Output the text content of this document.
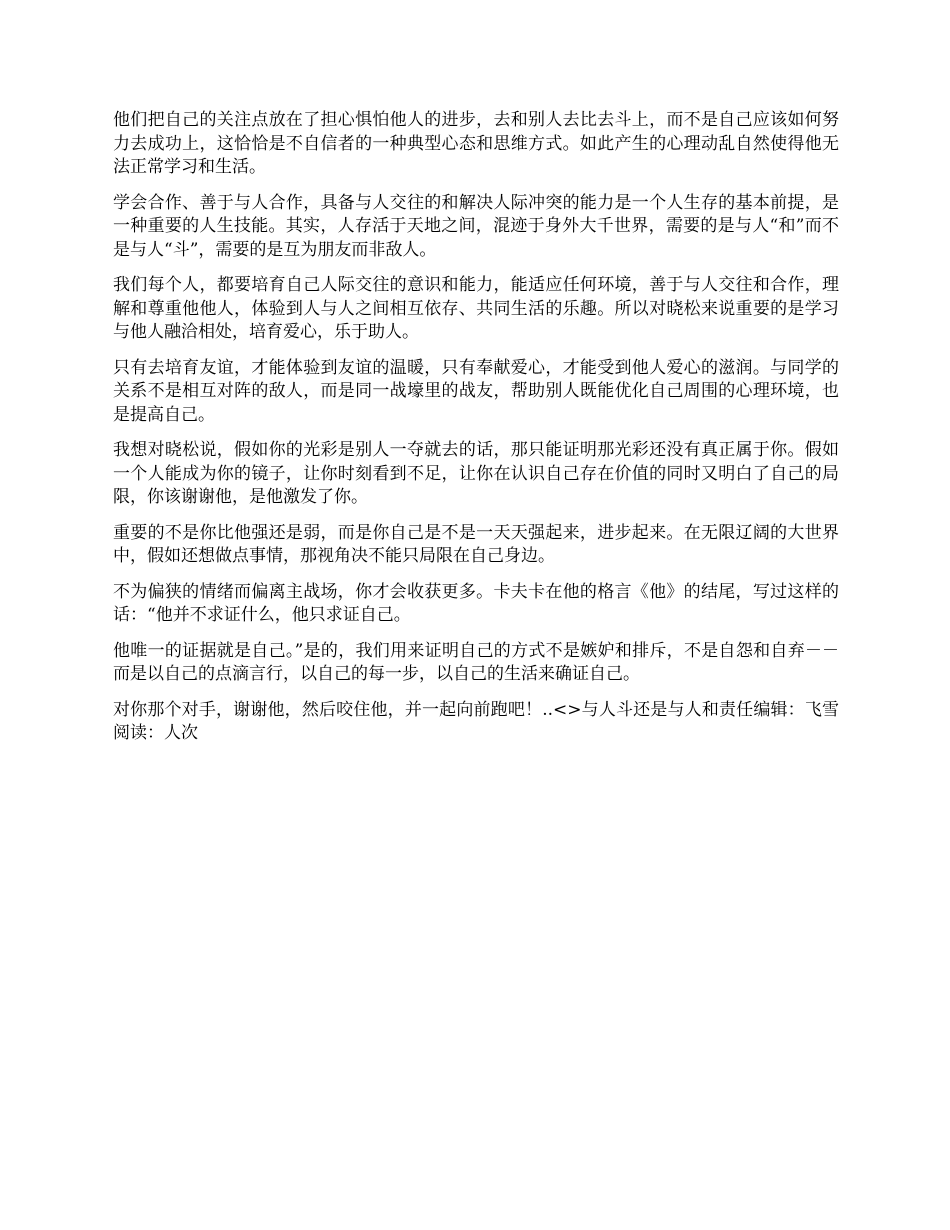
他们把自己的关注点放在了担心惧怕他人的进步，去和别人去比去斗上，而不是自己应该如何努力去成功上，这恰恰是不自信者的一种典型心态和思维方式。如此产生的心理动乱自然使得他无法正常学习和生活。

学会合作、善于与人合作，具备与人交往的和解决人际冲突的能力是一个人生存的基本前提，是一种重要的人生技能。其实，人存活于天地之间，混迹于身外大千世界，需要的是与人“和”而不是与人“斗”，需要的是互为朋友而非敌人。

我们每个人，都要培育自己人际交往的意识和能力，能适应任何环境，善于与人交往和合作，理解和尊重他他人，体验到人与人之间相互依存、共同生活的乐趣。所以对晓松来说重要的是学习与他人融洽相处，培育爱心，乐于助人。

只有去培育友谊，才能体验到友谊的温暖，只有奉献爱心，才能受到他人爱心的滋润。与同学的关系不是相互对阵的敌人，而是同一战壕里的战友，帮助别人既能优化自己周围的心理环境，也是提高自己。

我想对晓松说，假如你的光彩是别人一夺就去的话，那只能证明那光彩还没有真正属于你。假如一个人能成为你的镜子，让你时刻看到不足，让你在认识自己存在价值的同时又明白了自己的局限，你该谢谢他，是他激发了你。

重要的不是你比他强还是弱，而是你自己是不是一天天强起来，进步起来。在无限辽阔的大世界中，假如还想做点事情，那视角决不能只局限在自己身边。

不为偏狭的情绪而偏离主战场，你才会收获更多。卡夫卡在他的格言《他》的结尾，写过这样的话：“他并不求证什么，他只求证自己。

他唯一的证据就是自己。”是的，我们用来证明自己的方式不是嫉妒和排斥，不是自怨和自弃－－而是以自己的点滴言行，以自己的每一步，以自己的生活来确证自己。

对你那个对手，谢谢他，然后咬住他，并一起向前跑吧！..<>与人斗还是与人和责任编辑：飞雪 阅读：人次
::::
Print all of the records shown above exactly, leaving out each picture.

Output the text content of this document.
他们把自己的关注点放在了担心惧怕他人的进步，去和别人去比去斗上，而不是自己应该如何努力去成功上，这恰恰是不自信者的一种典型心态和思维方式。如此产生的心理动乱自然使得他无法正常学习和生活。

学会合作、善于与人合作，具备与人交往的和解决人际冲突的能力是一个人生存的基本前提，是一种重要的人生技能。其实，人存活于天地之间，混迹于身外大千世界，需要的是与人“和”而不是与人“斗”，需要的是互为朋友而非敌人。

我们每个人，都要培育自己人际交往的意识和能力，能适应任何环境，善于与人交往和合作，理解和尊重他他人，体验到人与人之间相互依存、共同生活的乐趣。所以对晓松来说重要的是学习与他人融洽相处，培育爱心，乐于助人。

只有去培育友谊，才能体验到友谊的温暖，只有奉献爱心，才能受到他人爱心的滋润。与同学的关系不是相互对阵的敌人，而是同一战壕里的战友，帮助别人既能优化自己周围的心理环境，也是提高自己。

我想对晓松说，假如你的光彩是别人一夺就去的话，那只能证明那光彩还没有真正属于你。假如一个人能成为你的镜子，让你时刻看到不足，让你在认识自己存在价值的同时又明白了自己的局限，你该谢谢他，是他激发了你。

重要的不是你比他强还是弱，而是你自己是不是一天天强起来，进步起来。在无限辽阔的大世界中，假如还想做点事情，那视角决不能只局限在自己身边。

不为偏狭的情绪而偏离主战场，你才会收获更多。卡夫卡在他的格言《他》的结尾，写过这样的话：“他并不求证什么，他只求证自己。

他唯一的证据就是自己。”是的，我们用来证明自己的方式不是嫉妒和排斥，不是自怨和自弃－－而是以自己的点滴言行，以自己的每一步，以自己的生活来确证自己。

对你那个对手，谢谢他，然后咬住他，并一起向前跑吧！..<>与人斗还是与人和责任编辑：飞雪 阅读：人次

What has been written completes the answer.